AIM A:
Summarize the Neo4j forum thread on global IDs versus per-label IDs in two sentences.
AIM B:
Pick up the Neo4j forum thread on global IDs versus per-label IDs after its last sentence and continue it.

SOURCE TEXT:
+++
Performance of a single global ID versus IDs per groups of labels

Hello,

I apologize in advance if this has been asked already.

I have a dataset which has different entities and sub-entities.
Conceptually, I have for example the following node labels:

User
ForumUser
EmailUser
SubForum1User
SubForum2User

Now, all nodes will have the label User.
All nodes with label SubForumXUser will have labels ForumUser and User.

Would there be any disadvantage in keeping a global my_id field on all nodes that have label Userand use that for indexing, as opposed to using a different id field for each label type?

There are queries I will want to perform to retrieve a subset of nodes that have label ForumUser.
And for other queries, other subsets of other labels.

From my understanding, specifying the label in the query will already reduce the range of nodes to be considered because the label defines an anchoring point.

But for the search within a specific label, would I have a performance penalty for having a global my_id for all nodes and indexing it with label User?
I ask this because such a solution would allow me to express queries more simply.

Or would I get better performance by using a label_X_id for indexing each label X at the expense of having more indices?

Thank you for your time.

Hello @mcbr and welcome to the Neo4j community :slight_smile:

  • You can use your global ID and put a UNIQUE CONSTRAINT on it.
  • You don't need to put a group ID for each label, indeed, you can use the Label if you want to do some restrictions.
  • After, if you want to search for something, for example a text or another propery, you can use search index.

Regards,
Cobra

Thanks for the information.

So for example, lets imagine I go with a global id called my_id for all entities (they all have the label User) and created a UNIQUE CONSTRAINT like this:

CREATE CONSTRAINT global_id_constraint
ON (user:User) ASSERT user.my_id IS UNIQUE

This way I have a global ID field for users, no matter the labels they have.
+++
DATASET:
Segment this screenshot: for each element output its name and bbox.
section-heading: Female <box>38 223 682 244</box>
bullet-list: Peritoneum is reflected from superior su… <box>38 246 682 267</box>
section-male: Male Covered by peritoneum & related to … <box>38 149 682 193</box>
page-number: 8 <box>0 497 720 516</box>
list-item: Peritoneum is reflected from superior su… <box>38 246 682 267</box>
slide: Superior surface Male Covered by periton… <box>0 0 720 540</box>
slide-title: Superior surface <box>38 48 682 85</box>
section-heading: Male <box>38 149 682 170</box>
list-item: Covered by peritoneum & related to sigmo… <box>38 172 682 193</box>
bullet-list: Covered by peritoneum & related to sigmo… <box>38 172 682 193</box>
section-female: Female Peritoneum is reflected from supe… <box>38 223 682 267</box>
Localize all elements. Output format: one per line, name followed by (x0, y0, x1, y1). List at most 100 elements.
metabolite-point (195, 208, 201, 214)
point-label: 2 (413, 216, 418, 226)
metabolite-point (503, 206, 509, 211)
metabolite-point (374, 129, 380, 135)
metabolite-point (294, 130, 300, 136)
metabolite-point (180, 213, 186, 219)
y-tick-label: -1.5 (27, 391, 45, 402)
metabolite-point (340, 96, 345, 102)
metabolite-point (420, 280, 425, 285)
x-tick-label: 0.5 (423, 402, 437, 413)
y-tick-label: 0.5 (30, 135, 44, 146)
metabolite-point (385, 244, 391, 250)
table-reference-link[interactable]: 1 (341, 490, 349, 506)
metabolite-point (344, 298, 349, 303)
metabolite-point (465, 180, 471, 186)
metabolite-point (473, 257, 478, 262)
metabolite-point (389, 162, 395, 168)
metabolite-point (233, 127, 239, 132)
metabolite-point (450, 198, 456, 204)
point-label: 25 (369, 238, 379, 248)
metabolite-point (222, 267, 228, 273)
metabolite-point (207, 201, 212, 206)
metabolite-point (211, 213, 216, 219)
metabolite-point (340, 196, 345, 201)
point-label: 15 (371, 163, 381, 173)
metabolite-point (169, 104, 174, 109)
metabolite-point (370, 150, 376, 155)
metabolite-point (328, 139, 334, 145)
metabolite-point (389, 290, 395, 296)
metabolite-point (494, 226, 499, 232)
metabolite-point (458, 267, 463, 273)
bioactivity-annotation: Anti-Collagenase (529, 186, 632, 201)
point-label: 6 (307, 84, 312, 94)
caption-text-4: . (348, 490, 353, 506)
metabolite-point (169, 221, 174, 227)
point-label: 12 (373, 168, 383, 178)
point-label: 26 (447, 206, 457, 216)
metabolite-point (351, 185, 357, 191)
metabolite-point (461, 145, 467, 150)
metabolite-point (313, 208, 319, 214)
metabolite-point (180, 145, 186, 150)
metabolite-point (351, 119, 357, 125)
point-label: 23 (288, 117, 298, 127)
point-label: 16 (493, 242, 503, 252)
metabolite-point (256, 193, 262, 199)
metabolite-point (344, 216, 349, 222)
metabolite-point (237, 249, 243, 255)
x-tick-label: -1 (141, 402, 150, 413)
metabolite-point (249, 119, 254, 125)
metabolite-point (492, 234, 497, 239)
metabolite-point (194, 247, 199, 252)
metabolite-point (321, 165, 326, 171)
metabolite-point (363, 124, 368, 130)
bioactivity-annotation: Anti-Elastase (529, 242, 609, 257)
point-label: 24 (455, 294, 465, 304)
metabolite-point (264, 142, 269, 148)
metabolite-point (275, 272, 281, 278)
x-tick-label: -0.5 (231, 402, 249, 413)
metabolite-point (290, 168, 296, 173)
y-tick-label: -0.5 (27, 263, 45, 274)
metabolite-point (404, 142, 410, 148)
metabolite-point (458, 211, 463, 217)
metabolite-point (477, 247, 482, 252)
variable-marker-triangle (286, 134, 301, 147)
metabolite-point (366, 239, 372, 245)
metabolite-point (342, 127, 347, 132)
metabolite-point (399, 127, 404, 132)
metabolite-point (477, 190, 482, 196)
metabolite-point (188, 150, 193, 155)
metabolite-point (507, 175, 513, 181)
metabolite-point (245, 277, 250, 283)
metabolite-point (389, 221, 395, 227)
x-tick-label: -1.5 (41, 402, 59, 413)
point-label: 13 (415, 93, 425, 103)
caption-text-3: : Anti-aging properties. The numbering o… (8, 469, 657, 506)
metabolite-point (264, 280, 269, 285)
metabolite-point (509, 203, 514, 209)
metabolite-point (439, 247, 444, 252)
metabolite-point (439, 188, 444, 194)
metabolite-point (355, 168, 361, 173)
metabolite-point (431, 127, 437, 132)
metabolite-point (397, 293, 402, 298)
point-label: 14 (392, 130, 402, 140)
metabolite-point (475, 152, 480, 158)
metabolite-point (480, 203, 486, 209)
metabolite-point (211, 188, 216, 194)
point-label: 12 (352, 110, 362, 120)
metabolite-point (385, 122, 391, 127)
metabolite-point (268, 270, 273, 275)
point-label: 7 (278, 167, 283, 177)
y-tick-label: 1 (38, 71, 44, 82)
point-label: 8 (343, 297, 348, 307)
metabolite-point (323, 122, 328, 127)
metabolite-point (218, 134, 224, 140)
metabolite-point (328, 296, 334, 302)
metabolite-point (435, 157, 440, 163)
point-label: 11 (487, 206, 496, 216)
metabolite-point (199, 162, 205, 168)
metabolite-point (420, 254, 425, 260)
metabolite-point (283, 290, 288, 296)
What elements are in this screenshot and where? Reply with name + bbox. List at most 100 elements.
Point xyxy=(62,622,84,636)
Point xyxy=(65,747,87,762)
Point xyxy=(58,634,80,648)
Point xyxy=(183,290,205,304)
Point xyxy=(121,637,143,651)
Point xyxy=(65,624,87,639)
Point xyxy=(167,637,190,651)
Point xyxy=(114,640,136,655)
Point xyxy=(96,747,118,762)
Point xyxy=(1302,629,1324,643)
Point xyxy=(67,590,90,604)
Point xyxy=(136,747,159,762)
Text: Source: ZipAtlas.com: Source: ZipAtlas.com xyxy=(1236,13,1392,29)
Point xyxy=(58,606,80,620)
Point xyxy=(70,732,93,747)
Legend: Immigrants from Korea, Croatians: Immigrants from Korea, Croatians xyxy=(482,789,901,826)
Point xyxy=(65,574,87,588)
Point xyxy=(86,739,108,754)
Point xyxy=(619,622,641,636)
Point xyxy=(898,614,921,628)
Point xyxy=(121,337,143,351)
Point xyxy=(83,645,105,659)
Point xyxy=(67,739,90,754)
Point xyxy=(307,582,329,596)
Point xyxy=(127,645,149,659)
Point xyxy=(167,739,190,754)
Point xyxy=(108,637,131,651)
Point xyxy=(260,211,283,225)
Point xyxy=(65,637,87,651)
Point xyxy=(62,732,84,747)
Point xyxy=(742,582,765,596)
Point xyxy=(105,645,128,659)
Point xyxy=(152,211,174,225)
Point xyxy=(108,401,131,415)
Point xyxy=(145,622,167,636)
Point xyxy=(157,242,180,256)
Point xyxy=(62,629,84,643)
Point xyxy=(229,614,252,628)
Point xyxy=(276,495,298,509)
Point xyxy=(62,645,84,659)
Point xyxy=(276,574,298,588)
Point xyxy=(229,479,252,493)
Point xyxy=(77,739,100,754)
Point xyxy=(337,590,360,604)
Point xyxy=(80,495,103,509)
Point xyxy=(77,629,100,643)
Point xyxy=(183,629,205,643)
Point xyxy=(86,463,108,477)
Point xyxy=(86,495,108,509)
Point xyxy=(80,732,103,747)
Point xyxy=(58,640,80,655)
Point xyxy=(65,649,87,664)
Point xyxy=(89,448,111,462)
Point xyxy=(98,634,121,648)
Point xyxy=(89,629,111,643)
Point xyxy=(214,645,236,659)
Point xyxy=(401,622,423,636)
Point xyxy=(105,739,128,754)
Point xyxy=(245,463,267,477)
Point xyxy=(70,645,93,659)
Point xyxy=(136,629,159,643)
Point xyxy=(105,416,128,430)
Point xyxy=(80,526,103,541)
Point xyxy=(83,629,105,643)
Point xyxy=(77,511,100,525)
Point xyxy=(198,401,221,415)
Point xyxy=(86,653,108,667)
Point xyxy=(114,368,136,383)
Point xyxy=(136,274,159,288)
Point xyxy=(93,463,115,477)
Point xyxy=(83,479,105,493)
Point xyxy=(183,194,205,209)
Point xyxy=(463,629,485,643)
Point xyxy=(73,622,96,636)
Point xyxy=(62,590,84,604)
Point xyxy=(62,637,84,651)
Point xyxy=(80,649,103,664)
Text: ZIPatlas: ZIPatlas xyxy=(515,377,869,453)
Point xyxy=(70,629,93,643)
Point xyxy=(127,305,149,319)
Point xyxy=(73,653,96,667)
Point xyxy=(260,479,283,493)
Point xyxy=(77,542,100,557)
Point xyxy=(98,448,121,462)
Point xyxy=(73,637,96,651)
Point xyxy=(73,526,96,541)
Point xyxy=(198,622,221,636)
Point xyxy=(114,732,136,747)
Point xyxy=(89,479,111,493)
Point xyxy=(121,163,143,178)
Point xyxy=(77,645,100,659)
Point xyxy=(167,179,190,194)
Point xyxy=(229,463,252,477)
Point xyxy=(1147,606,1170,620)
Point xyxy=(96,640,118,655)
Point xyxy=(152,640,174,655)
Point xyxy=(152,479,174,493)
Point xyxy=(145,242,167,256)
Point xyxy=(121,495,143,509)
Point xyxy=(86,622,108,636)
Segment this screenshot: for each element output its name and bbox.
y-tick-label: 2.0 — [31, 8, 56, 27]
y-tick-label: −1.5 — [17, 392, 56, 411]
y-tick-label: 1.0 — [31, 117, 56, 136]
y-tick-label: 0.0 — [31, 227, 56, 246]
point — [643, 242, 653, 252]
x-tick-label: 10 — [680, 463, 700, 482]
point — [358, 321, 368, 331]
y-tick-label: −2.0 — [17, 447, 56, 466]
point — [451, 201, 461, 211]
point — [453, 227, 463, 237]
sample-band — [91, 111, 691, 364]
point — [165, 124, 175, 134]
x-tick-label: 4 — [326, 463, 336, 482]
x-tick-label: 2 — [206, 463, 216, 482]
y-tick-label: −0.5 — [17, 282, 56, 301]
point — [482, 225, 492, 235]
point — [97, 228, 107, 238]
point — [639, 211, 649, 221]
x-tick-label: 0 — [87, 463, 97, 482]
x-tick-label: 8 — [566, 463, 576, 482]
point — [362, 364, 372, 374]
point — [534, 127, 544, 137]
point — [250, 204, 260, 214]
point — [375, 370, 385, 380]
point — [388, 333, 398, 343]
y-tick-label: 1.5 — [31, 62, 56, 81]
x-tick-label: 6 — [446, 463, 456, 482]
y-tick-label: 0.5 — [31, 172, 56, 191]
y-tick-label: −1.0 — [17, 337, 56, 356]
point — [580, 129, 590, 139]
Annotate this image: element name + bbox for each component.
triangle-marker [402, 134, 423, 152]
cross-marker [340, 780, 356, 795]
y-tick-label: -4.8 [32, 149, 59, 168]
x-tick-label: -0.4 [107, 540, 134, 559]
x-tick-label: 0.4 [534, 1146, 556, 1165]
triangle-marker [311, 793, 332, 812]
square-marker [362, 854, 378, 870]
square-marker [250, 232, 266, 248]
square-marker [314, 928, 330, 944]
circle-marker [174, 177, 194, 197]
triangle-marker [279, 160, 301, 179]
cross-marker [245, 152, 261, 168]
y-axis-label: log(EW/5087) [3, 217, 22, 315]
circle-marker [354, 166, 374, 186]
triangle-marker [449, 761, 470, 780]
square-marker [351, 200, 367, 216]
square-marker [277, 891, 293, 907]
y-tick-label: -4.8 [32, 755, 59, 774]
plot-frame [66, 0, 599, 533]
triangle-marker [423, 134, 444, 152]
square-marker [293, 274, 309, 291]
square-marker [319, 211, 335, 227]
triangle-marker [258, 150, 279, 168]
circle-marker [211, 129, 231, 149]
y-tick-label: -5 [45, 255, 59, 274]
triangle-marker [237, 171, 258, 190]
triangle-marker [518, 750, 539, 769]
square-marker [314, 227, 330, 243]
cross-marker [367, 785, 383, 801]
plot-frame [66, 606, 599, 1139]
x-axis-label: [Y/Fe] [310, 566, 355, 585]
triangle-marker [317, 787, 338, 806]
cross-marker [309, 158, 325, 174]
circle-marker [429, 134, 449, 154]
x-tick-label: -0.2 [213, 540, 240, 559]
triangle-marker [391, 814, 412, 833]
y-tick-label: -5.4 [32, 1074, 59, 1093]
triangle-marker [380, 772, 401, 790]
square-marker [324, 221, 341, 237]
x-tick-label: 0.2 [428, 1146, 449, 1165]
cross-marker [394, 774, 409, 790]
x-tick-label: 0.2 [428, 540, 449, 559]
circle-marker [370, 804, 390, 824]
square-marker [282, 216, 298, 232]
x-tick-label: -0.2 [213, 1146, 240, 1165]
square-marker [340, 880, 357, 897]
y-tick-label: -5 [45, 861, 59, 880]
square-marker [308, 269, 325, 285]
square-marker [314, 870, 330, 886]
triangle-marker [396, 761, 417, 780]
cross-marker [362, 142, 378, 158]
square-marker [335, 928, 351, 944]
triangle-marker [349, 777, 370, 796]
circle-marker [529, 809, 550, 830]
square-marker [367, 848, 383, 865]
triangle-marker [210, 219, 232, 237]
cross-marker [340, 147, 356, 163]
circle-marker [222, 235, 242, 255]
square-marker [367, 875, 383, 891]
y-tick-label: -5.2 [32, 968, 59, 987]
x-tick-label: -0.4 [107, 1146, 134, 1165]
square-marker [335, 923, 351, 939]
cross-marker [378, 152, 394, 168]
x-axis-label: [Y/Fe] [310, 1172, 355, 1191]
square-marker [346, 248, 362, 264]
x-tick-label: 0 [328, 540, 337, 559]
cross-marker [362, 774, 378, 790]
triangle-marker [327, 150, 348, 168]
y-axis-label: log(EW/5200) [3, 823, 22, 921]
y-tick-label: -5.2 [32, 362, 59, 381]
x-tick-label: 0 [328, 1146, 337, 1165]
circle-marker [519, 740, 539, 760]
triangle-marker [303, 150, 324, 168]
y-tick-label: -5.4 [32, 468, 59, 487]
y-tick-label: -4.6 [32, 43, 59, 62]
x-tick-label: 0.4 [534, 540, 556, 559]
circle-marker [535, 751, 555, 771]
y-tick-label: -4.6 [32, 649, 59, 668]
+++
RESULT A:
A user whose nodes all carry the label User, with further labels such as ForumUser and SubForum1User, asks whether indexing one global my_id field under User would hurt performance compared with a separate id field for each label. The reply advises keeping the global ID with a UNIQUE CONSTRAINT, using labels for restrictions and a search index for other properties, and the asker then writes a constraint named global_id_constraint that makes user.my_id unique on User.

RESULT B:
From what I understand, this constraint also creates a single-property index for my_id.

So now for example, if I create a full text index over the field full_name that all nodes with label User have, I could do:

CALL db.index.fulltext.createNodeIndex("nameTextIndex",["User"],["full_name"])

If I wanted to do a text query only on nodes that have label SubForum1User, would it be efficient with that nameTextIndex which was only defined for label User and the single global ID my_id?

Would the query planner be smart enough to still use the nameTextIndex efficiently even though we are anchoring to another label SubForum1User (remember that the nodes of SubForum1User also have label User)?

Thanks again.

This way I have a global ID field for users, no matter the labels they have.
From what I understand, this constraint also creates a single-property index for my_id .

Yes, you have a global ID for all users but you must specify the property that must be unique, it can be an id or something else, but this id must be already in your data. And of course, it will be a property so you will can still use it to do what you want.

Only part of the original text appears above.